→ **Direction**
Narrow the data below down to the lines containing "quemaduras".

[Stored data]
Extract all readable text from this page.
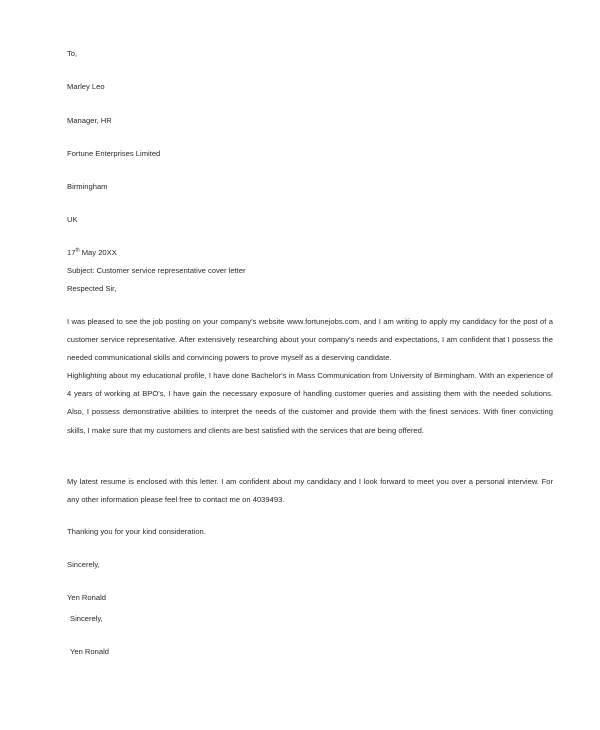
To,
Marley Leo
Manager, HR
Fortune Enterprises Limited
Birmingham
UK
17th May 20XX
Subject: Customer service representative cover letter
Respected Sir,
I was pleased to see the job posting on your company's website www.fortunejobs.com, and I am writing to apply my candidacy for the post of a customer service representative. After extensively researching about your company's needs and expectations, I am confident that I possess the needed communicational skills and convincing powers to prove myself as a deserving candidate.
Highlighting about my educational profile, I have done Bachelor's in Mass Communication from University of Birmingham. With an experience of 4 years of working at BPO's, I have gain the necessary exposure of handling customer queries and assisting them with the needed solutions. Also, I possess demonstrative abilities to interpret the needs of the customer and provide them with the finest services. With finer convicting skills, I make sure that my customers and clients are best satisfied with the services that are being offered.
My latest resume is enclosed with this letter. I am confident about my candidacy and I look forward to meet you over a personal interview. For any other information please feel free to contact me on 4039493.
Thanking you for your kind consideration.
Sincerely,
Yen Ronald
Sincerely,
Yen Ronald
---
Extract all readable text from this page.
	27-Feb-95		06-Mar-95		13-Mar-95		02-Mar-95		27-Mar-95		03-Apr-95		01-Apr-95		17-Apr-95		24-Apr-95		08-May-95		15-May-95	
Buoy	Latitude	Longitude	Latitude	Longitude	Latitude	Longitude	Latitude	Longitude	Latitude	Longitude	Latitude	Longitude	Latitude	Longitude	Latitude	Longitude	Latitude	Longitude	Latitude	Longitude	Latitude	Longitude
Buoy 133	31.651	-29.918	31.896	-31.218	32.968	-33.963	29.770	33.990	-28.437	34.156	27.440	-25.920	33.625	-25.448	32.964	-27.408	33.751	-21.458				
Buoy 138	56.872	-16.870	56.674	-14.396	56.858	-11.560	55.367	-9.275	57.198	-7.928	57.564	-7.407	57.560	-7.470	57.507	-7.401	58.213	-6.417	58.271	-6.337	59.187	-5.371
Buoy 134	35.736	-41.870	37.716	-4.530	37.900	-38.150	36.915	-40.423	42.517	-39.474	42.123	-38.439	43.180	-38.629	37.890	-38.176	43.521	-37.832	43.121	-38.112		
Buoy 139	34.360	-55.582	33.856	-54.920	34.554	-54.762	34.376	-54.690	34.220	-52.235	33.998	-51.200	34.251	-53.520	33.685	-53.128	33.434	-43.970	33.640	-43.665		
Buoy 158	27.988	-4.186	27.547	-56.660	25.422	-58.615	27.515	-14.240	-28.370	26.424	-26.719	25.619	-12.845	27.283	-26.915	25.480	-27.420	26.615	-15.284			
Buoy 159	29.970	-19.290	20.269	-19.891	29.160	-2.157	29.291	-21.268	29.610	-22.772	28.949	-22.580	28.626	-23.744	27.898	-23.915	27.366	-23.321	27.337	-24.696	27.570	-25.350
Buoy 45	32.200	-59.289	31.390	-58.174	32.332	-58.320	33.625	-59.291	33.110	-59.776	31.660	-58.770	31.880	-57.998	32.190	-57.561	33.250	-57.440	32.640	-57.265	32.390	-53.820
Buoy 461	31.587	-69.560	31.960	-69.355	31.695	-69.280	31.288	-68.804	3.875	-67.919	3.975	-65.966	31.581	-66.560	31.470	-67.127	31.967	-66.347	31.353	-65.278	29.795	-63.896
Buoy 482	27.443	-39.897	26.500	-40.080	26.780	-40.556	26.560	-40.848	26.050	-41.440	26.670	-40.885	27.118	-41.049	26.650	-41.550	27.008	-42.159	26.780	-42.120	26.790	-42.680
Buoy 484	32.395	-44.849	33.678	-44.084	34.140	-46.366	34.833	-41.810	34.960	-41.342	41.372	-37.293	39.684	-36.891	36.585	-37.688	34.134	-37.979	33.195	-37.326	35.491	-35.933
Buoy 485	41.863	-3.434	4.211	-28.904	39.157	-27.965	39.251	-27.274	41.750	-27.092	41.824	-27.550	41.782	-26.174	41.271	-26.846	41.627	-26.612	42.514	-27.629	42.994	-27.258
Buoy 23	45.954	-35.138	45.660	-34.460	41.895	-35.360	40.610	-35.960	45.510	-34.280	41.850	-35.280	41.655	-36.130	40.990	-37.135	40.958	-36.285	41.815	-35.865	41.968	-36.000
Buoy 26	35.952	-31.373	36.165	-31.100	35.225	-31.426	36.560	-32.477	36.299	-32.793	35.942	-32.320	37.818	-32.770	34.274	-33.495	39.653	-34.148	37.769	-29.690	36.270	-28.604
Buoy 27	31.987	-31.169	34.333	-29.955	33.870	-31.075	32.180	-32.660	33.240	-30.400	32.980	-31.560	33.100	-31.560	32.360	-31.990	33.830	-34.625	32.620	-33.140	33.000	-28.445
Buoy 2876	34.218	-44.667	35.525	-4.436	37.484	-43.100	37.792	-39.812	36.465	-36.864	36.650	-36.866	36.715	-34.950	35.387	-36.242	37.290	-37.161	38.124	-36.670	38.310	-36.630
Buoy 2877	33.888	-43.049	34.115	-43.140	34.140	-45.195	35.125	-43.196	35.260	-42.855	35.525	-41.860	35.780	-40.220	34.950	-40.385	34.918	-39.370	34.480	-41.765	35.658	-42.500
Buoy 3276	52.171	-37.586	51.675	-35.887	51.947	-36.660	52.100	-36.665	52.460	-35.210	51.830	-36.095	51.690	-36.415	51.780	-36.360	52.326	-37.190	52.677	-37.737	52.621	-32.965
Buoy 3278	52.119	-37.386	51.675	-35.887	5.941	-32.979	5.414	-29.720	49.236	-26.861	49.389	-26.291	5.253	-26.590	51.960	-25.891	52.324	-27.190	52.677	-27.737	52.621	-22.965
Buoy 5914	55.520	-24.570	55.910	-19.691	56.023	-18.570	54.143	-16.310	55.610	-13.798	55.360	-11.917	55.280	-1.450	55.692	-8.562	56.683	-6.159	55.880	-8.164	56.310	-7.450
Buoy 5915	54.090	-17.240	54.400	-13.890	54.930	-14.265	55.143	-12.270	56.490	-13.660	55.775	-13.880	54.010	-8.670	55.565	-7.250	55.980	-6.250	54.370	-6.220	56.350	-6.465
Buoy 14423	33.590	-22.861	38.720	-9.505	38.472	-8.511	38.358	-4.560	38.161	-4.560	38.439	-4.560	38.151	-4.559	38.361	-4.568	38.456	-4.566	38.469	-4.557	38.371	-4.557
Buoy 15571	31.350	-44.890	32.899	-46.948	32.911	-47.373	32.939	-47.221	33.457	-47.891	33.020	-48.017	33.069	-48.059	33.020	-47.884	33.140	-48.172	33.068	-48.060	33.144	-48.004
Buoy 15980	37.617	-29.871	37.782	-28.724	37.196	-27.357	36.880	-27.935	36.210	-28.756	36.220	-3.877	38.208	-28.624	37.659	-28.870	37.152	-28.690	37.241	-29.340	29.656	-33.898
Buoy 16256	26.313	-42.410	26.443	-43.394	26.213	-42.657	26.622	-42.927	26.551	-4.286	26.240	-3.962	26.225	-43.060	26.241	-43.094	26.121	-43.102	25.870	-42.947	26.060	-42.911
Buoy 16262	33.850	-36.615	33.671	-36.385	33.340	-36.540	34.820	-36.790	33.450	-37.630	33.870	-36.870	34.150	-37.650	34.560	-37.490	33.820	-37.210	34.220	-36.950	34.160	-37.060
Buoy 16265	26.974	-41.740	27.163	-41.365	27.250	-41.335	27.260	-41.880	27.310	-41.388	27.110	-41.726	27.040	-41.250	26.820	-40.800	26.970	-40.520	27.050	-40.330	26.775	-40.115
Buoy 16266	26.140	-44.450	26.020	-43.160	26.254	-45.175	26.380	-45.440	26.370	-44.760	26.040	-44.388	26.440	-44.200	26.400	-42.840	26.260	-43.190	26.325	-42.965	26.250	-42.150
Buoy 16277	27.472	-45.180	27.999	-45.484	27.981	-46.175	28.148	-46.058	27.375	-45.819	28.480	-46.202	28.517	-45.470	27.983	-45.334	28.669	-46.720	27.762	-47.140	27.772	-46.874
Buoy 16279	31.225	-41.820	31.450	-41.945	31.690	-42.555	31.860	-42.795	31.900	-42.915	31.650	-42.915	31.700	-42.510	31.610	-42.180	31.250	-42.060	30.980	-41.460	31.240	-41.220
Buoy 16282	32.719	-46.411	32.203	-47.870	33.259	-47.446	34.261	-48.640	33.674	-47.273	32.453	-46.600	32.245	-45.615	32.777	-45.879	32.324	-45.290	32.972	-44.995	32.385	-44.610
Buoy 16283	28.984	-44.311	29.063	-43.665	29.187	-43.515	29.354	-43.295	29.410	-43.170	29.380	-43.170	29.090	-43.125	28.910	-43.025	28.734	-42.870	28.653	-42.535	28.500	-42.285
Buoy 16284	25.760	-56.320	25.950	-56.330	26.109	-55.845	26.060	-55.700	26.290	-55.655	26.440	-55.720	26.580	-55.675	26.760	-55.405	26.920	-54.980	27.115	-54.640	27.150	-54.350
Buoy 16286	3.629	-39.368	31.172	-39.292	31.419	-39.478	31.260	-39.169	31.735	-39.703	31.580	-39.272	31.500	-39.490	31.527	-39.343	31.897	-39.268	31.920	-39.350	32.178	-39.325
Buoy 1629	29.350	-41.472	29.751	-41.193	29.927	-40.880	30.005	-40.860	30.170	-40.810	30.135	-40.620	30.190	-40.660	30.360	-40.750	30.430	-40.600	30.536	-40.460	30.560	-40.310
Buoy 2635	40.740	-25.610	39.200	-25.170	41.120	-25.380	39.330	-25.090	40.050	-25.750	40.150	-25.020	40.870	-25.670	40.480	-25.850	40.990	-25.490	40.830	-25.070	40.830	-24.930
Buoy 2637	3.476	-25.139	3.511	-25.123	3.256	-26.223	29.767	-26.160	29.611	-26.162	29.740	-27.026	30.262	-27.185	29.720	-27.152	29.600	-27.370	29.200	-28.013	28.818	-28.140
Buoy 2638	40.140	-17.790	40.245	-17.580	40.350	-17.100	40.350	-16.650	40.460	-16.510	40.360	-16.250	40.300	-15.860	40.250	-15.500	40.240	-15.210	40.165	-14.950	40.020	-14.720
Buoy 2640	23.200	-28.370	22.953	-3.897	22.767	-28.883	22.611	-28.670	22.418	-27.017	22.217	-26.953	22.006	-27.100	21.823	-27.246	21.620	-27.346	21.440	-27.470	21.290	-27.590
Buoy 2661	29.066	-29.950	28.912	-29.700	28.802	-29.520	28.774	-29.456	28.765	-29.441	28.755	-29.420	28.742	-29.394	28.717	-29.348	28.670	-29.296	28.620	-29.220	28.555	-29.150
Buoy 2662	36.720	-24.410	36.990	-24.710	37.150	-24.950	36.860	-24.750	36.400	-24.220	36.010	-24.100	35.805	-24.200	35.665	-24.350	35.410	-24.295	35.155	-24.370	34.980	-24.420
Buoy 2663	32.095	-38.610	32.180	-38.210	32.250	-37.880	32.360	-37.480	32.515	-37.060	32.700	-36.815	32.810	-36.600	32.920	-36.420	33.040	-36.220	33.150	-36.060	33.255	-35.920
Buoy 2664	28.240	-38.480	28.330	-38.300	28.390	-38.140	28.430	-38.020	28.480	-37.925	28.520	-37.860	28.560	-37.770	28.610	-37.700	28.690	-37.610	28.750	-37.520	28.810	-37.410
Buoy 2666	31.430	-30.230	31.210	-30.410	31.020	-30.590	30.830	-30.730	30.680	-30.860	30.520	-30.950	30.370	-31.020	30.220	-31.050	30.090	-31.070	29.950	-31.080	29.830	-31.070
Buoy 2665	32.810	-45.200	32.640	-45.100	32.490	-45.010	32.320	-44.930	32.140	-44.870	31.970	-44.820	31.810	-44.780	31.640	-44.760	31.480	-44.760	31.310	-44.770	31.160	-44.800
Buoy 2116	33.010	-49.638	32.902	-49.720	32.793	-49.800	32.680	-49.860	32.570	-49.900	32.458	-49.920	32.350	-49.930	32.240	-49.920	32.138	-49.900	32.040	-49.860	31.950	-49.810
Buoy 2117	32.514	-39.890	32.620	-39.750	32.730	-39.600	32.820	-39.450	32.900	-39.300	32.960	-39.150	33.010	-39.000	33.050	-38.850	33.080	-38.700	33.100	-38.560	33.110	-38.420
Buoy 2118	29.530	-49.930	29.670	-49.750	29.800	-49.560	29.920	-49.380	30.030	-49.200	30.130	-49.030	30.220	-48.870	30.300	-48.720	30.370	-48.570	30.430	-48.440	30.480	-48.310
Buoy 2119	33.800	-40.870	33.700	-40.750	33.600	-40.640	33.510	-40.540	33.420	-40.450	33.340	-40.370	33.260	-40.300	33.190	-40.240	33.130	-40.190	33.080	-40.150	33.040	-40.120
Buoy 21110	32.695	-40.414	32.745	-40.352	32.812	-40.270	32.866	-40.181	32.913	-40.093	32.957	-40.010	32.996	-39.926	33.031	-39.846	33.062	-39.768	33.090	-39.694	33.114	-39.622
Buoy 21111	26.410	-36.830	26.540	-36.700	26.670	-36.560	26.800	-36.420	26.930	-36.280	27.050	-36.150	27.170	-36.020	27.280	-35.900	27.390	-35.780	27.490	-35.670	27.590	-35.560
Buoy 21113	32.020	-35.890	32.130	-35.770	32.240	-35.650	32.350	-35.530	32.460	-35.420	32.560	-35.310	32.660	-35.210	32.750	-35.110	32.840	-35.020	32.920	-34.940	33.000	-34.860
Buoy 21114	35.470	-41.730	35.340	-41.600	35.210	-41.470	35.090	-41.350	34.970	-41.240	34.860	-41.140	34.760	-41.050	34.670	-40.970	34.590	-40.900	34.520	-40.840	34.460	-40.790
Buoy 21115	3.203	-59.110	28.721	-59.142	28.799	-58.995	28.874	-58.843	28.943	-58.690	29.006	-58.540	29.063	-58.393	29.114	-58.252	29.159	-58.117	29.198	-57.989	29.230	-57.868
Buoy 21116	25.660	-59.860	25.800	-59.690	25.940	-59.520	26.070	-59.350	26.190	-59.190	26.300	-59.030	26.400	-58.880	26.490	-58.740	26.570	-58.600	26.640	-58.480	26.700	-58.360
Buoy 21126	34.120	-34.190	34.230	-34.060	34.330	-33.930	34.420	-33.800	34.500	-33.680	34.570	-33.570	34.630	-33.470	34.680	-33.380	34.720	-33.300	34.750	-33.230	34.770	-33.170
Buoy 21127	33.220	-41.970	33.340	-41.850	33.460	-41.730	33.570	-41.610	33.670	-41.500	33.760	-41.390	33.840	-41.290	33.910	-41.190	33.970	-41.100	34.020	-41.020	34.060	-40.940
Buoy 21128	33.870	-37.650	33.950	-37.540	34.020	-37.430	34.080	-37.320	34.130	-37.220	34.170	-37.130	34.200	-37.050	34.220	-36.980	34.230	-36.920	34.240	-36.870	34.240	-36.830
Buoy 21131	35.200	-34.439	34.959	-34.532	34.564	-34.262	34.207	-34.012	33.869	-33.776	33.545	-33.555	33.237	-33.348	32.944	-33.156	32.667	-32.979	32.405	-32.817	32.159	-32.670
--
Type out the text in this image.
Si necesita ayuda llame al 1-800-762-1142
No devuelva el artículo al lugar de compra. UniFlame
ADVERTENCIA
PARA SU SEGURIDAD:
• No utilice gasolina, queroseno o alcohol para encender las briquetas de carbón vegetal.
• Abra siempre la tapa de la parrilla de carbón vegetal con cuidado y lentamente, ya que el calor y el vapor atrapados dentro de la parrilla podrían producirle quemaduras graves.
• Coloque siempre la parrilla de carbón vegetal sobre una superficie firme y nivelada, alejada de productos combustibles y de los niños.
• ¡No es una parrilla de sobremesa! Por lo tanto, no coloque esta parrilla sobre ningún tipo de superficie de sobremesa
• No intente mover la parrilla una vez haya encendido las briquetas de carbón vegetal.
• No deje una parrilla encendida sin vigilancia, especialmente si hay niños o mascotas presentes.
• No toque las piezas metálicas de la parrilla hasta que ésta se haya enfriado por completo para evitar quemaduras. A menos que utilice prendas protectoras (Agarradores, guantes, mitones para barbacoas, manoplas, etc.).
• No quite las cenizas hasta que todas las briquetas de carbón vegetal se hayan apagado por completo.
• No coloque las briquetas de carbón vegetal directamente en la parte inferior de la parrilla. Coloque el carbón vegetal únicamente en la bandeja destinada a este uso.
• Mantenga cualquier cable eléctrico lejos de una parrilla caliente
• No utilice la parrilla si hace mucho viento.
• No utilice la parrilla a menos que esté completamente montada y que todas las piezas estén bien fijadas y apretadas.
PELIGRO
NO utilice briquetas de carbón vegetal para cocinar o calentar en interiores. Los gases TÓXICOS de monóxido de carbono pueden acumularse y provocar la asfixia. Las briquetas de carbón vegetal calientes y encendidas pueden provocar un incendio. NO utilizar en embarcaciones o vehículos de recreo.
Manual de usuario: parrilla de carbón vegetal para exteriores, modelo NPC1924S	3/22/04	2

→ **Solved exercise**
• Abra siempre la tapa de la parrilla de carbón vegetal con cuidado y lentamente, ya que el calor y el vapor atrapados dentro de la parrilla podrían producirle quemaduras graves.
• No toque las piezas metálicas de la parrilla hasta que ésta se haya enfriado por completo para evitar quemaduras. A menos que utilice prendas protectoras (Agarradores, guantes, mitones para barbacoas, manoplas, etc.).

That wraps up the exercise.